Directions:
All of the data that follows should be retyped exactly, please, except the pictures.

-=-=-=-=-

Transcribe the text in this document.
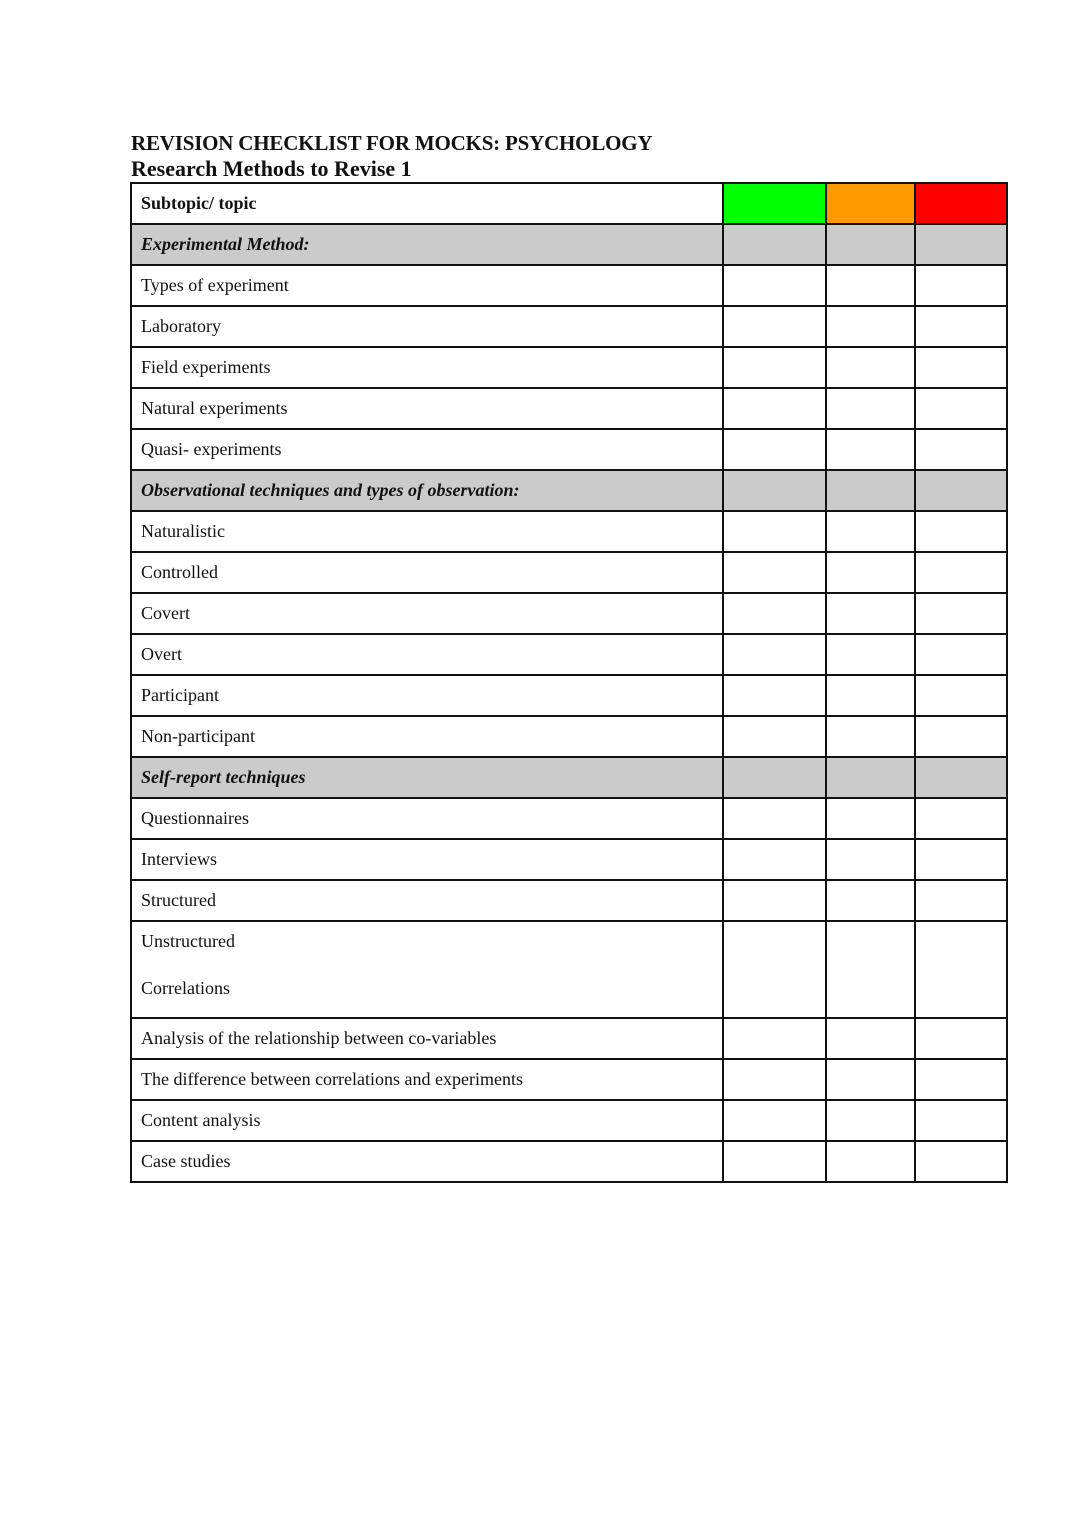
REVISION CHECKLIST FOR MOCKS: PSYCHOLOGY
Research Methods to Revise 1
Subtopic/ topic			
Experimental Method:			
Types of experiment			
Laboratory			
Field experiments			
Natural experiments			
Quasi- experiments			
Observational techniques and types of observation:			
Naturalistic			
Controlled			
Covert			
Overt			
Participant			
Non-participant			
Self-report techniques			
Questionnaires			
Interviews			
Structured			
Unstructured
Correlations			

Analysis of the relationship between co-variables			
The difference between correlations and experiments			
Content analysis			
Case studies			
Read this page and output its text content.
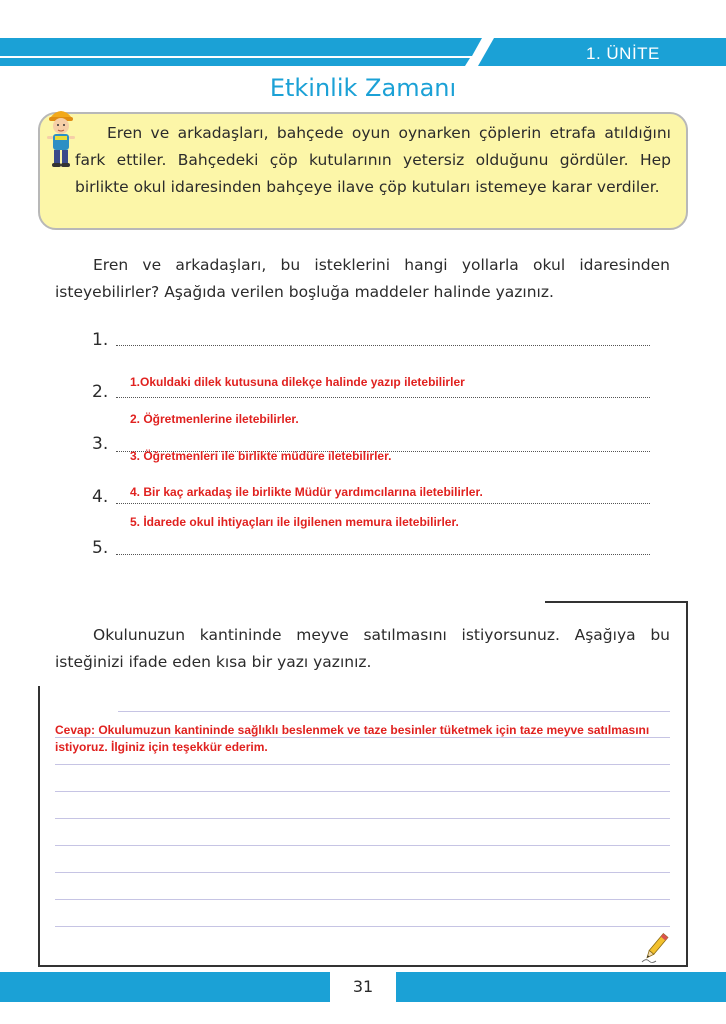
1. ÜNİTE
Etkinlik Zamanı
Eren ve arkadaşları, bahçede oyun oynarken çöplerin etrafa atıldığını fark ettiler. Bahçedeki çöp kutularının yetersiz olduğunu gördüler. Hep birlikte okul idaresinden bahçeye ilave çöp kutuları istemeye karar verdiler.
Eren ve arkadaşları, bu isteklerini hangi yollarla okul idaresinden isteyebilirler? Aşağıda verilen boşluğa maddeler halinde yazınız.
1.
2.
3.
4.
5.
1.Okuldaki dilek kutusuna dilekçe halinde yazıp iletebilirler
2. Öğretmenlerine iletebilirler.
3. Öğretmenleri ile birlikte müdüre iletebilirler.
4. Bir kaç arkadaş ile birlikte Müdür yardımcılarına iletebilirler.
5. İdarede okul ihtiyaçları ile ilgilenen memura iletebilirler.
Okulunuzun kantininde meyve satılmasını istiyorsunuz. Aşağıya bu isteğinizi ifade eden kısa bir yazı yazınız.
Cevap: Okulumuzun kantininde sağlıklı beslenmek ve taze besinler tüketmek için taze meyve satılmasını
istiyoruz. İlginiz için teşekkür ederim.
31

-=-=-=-=-

Exercise solution:
Transcribe the text in this document.
REVISION CHECKLIST FOR MOCKS: PSYCHOLOGY
Research Methods to Revise 1
Subtopic/ topic			
Experimental Method:			
Types of experiment			
Laboratory			
Field experiments			
Natural experiments			
Quasi- experiments			
Observational techniques and types of observation:			
Naturalistic			
Controlled			
Covert			
Overt			
Participant			
Non-participant			
Self-report techniques			
Questionnaires			
Interviews			
Structured			
Unstructured
Correlations			

Analysis of the relationship between co-variables			
The difference between correlations and experiments			
Content analysis			
Case studies			
Read this page and output its text content.
1. ÜNİTE
Etkinlik Zamanı
Eren ve arkadaşları, bahçede oyun oynarken çöplerin etrafa atıldığını fark ettiler. Bahçedeki çöp kutularının yetersiz olduğunu gördüler. Hep birlikte okul idaresinden bahçeye ilave çöp kutuları istemeye karar verdiler.
Eren ve arkadaşları, bu isteklerini hangi yollarla okul idaresinden isteyebilirler? Aşağıda verilen boşluğa maddeler halinde yazınız.
1.
2.
3.
4.
5.
1.Okuldaki dilek kutusuna dilekçe halinde yazıp iletebilirler
2. Öğretmenlerine iletebilirler.
3. Öğretmenleri ile birlikte müdüre iletebilirler.
4. Bir kaç arkadaş ile birlikte Müdür yardımcılarına iletebilirler.
5. İdarede okul ihtiyaçları ile ilgilenen memura iletebilirler.
Okulunuzun kantininde meyve satılmasını istiyorsunuz. Aşağıya bu isteğinizi ifade eden kısa bir yazı yazınız.
Cevap: Okulumuzun kantininde sağlıklı beslenmek ve taze besinler tüketmek için taze meyve satılmasını
istiyoruz. İlginiz için teşekkür ederim.
31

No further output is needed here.